__Dataset content__
+++

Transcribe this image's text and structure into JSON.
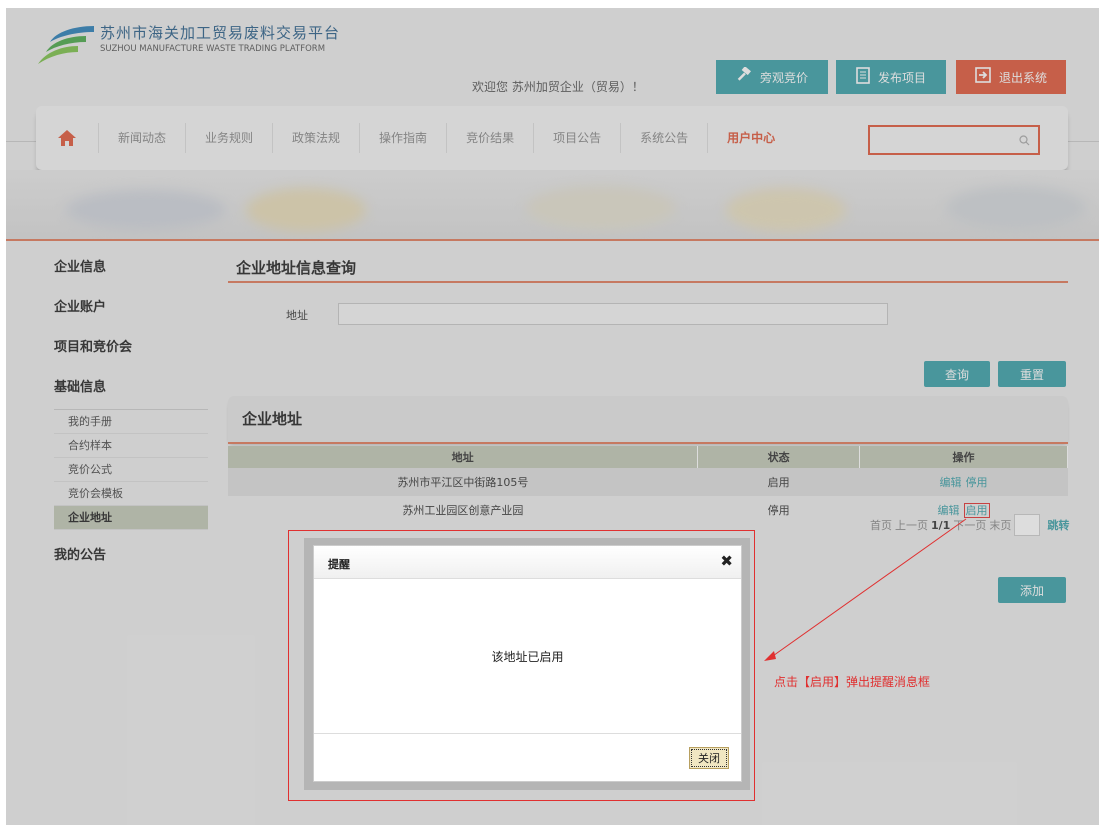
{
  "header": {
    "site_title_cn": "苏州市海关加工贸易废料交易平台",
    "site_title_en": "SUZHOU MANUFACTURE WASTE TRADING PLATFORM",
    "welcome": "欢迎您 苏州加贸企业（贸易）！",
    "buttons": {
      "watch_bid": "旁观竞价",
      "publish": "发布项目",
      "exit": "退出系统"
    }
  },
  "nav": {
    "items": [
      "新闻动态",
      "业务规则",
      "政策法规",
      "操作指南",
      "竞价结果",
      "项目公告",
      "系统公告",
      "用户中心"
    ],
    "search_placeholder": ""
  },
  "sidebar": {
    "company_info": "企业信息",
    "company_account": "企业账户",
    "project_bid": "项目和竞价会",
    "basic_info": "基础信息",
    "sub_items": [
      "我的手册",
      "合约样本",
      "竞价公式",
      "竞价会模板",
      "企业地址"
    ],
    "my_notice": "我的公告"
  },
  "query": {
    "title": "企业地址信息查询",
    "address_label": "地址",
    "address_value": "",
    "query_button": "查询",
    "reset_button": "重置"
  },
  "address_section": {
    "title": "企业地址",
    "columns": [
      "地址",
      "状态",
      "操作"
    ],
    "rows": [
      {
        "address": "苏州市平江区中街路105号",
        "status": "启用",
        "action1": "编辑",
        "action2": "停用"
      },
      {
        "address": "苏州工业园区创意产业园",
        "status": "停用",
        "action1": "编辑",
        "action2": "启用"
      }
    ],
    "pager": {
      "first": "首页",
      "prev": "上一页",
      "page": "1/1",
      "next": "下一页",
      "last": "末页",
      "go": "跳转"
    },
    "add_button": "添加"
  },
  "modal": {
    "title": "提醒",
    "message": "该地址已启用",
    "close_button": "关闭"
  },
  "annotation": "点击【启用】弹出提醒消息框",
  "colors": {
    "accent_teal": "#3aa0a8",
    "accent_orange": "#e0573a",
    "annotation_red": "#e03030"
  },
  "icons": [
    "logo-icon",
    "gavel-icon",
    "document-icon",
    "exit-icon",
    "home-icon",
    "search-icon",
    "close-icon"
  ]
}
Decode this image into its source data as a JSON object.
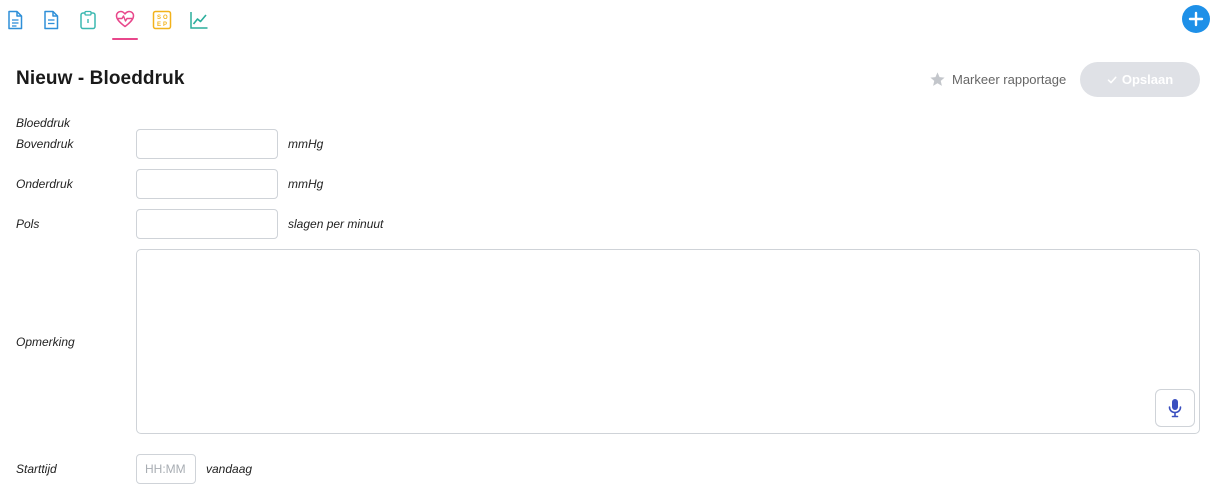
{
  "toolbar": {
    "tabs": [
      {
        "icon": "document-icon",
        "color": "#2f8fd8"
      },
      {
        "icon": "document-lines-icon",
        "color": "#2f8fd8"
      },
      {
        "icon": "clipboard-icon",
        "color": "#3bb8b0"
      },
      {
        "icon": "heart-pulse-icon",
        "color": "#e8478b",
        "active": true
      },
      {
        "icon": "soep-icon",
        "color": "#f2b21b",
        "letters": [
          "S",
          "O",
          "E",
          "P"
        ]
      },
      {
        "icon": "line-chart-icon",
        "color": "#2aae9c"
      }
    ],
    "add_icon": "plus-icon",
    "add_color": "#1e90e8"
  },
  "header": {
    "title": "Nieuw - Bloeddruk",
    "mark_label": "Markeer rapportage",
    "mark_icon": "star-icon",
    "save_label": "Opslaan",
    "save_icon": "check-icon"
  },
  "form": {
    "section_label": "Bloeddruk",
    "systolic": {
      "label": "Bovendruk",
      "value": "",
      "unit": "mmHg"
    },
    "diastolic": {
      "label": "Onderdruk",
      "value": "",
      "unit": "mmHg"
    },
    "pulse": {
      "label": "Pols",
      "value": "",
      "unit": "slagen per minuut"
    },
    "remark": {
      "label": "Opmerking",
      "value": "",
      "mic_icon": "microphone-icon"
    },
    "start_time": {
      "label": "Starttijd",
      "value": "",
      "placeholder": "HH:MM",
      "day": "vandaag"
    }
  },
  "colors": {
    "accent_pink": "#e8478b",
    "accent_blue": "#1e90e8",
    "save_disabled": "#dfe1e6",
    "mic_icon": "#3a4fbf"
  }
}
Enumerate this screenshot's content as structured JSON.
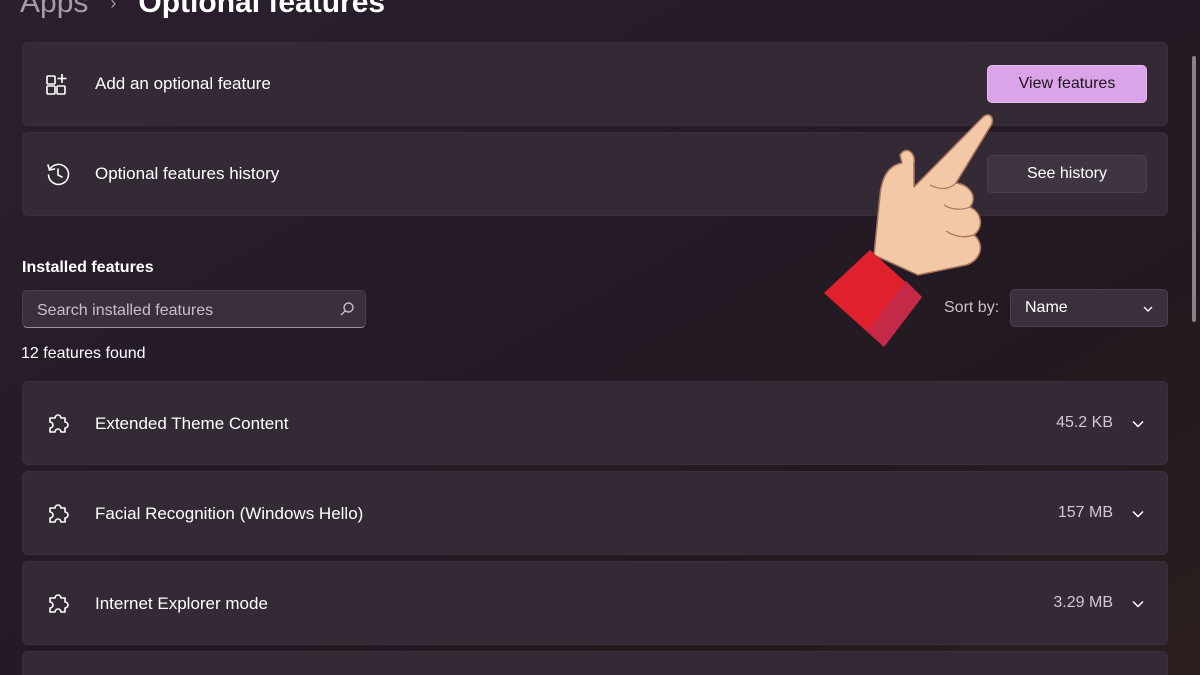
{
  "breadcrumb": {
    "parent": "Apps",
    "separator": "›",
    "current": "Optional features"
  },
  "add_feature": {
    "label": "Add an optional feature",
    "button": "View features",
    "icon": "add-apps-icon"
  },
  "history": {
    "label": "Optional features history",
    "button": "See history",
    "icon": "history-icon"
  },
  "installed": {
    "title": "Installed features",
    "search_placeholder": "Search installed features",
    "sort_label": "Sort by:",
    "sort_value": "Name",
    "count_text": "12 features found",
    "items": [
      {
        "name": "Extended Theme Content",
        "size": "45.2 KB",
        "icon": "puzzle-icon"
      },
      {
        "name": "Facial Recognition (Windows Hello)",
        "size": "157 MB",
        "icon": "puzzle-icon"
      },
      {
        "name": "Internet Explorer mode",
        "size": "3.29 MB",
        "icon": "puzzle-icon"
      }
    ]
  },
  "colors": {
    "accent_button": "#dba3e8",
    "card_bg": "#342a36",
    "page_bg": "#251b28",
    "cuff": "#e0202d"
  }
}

+++

__To be done__
Write out every record above exactly as it stands, but leave out the pictures.

__Answer to this problem__
Transcribe this image's text and structure into JSON.
{
  "header": {
    "site_title_cn": "苏州市海关加工贸易废料交易平台",
    "site_title_en": "SUZHOU MANUFACTURE WASTE TRADING PLATFORM",
    "welcome": "欢迎您 苏州加贸企业（贸易）！",
    "buttons": {
      "watch_bid": "旁观竞价",
      "publish": "发布项目",
      "exit": "退出系统"
    }
  },
  "nav": {
    "items": [
      "新闻动态",
      "业务规则",
      "政策法规",
      "操作指南",
      "竞价结果",
      "项目公告",
      "系统公告",
      "用户中心"
    ],
    "search_placeholder": ""
  },
  "sidebar": {
    "company_info": "企业信息",
    "company_account": "企业账户",
    "project_bid": "项目和竞价会",
    "basic_info": "基础信息",
    "sub_items": [
      "我的手册",
      "合约样本",
      "竞价公式",
      "竞价会模板",
      "企业地址"
    ],
    "my_notice": "我的公告"
  },
  "query": {
    "title": "企业地址信息查询",
    "address_label": "地址",
    "address_value": "",
    "query_button": "查询",
    "reset_button": "重置"
  },
  "address_section": {
    "title": "企业地址",
    "columns": [
      "地址",
      "状态",
      "操作"
    ],
    "rows": [
      {
        "address": "苏州市平江区中街路105号",
        "status": "启用",
        "action1": "编辑",
        "action2": "停用"
      },
      {
        "address": "苏州工业园区创意产业园",
        "status": "停用",
        "action1": "编辑",
        "action2": "启用"
      }
    ],
    "pager": {
      "first": "首页",
      "prev": "上一页",
      "page": "1/1",
      "next": "下一页",
      "last": "末页",
      "go": "跳转"
    },
    "add_button": "添加"
  },
  "modal": {
    "title": "提醒",
    "message": "该地址已启用",
    "close_button": "关闭"
  },
  "annotation": "点击【启用】弹出提醒消息框",
  "colors": {
    "accent_teal": "#3aa0a8",
    "accent_orange": "#e0573a",
    "annotation_red": "#e03030"
  },
  "icons": [
    "logo-icon",
    "gavel-icon",
    "document-icon",
    "exit-icon",
    "home-icon",
    "search-icon",
    "close-icon"
  ]
}
Decode this image into its source data as a JSON object.
{
  "toolbar": {
    "tabs": [
      {
        "icon": "document-icon",
        "color": "#2f8fd8"
      },
      {
        "icon": "document-lines-icon",
        "color": "#2f8fd8"
      },
      {
        "icon": "clipboard-icon",
        "color": "#3bb8b0"
      },
      {
        "icon": "heart-pulse-icon",
        "color": "#e8478b",
        "active": true
      },
      {
        "icon": "soep-icon",
        "color": "#f2b21b",
        "letters": [
          "S",
          "O",
          "E",
          "P"
        ]
      },
      {
        "icon": "line-chart-icon",
        "color": "#2aae9c"
      }
    ],
    "add_icon": "plus-icon",
    "add_color": "#1e90e8"
  },
  "header": {
    "title": "Nieuw - Bloeddruk",
    "mark_label": "Markeer rapportage",
    "mark_icon": "star-icon",
    "save_label": "Opslaan",
    "save_icon": "check-icon"
  },
  "form": {
    "section_label": "Bloeddruk",
    "systolic": {
      "label": "Bovendruk",
      "value": "",
      "unit": "mmHg"
    },
    "diastolic": {
      "label": "Onderdruk",
      "value": "",
      "unit": "mmHg"
    },
    "pulse": {
      "label": "Pols",
      "value": "",
      "unit": "slagen per minuut"
    },
    "remark": {
      "label": "Opmerking",
      "value": "",
      "mic_icon": "microphone-icon"
    },
    "start_time": {
      "label": "Starttijd",
      "value": "",
      "placeholder": "HH:MM",
      "day": "vandaag"
    }
  },
  "colors": {
    "accent_pink": "#e8478b",
    "accent_blue": "#1e90e8",
    "save_disabled": "#dfe1e6",
    "mic_icon": "#3a4fbf"
  }
}
Enumerate this screenshot's content as structured JSON.
{
  "breadcrumb": {
    "parent": "Apps",
    "separator": "›",
    "current": "Optional features"
  },
  "add_feature": {
    "label": "Add an optional feature",
    "button": "View features",
    "icon": "add-apps-icon"
  },
  "history": {
    "label": "Optional features history",
    "button": "See history",
    "icon": "history-icon"
  },
  "installed": {
    "title": "Installed features",
    "search_placeholder": "Search installed features",
    "sort_label": "Sort by:",
    "sort_value": "Name",
    "count_text": "12 features found",
    "items": [
      {
        "name": "Extended Theme Content",
        "size": "45.2 KB",
        "icon": "puzzle-icon"
      },
      {
        "name": "Facial Recognition (Windows Hello)",
        "size": "157 MB",
        "icon": "puzzle-icon"
      },
      {
        "name": "Internet Explorer mode",
        "size": "3.29 MB",
        "icon": "puzzle-icon"
      }
    ]
  },
  "colors": {
    "accent_button": "#dba3e8",
    "card_bg": "#342a36",
    "page_bg": "#251b28",
    "cuff": "#e0202d"
  }
}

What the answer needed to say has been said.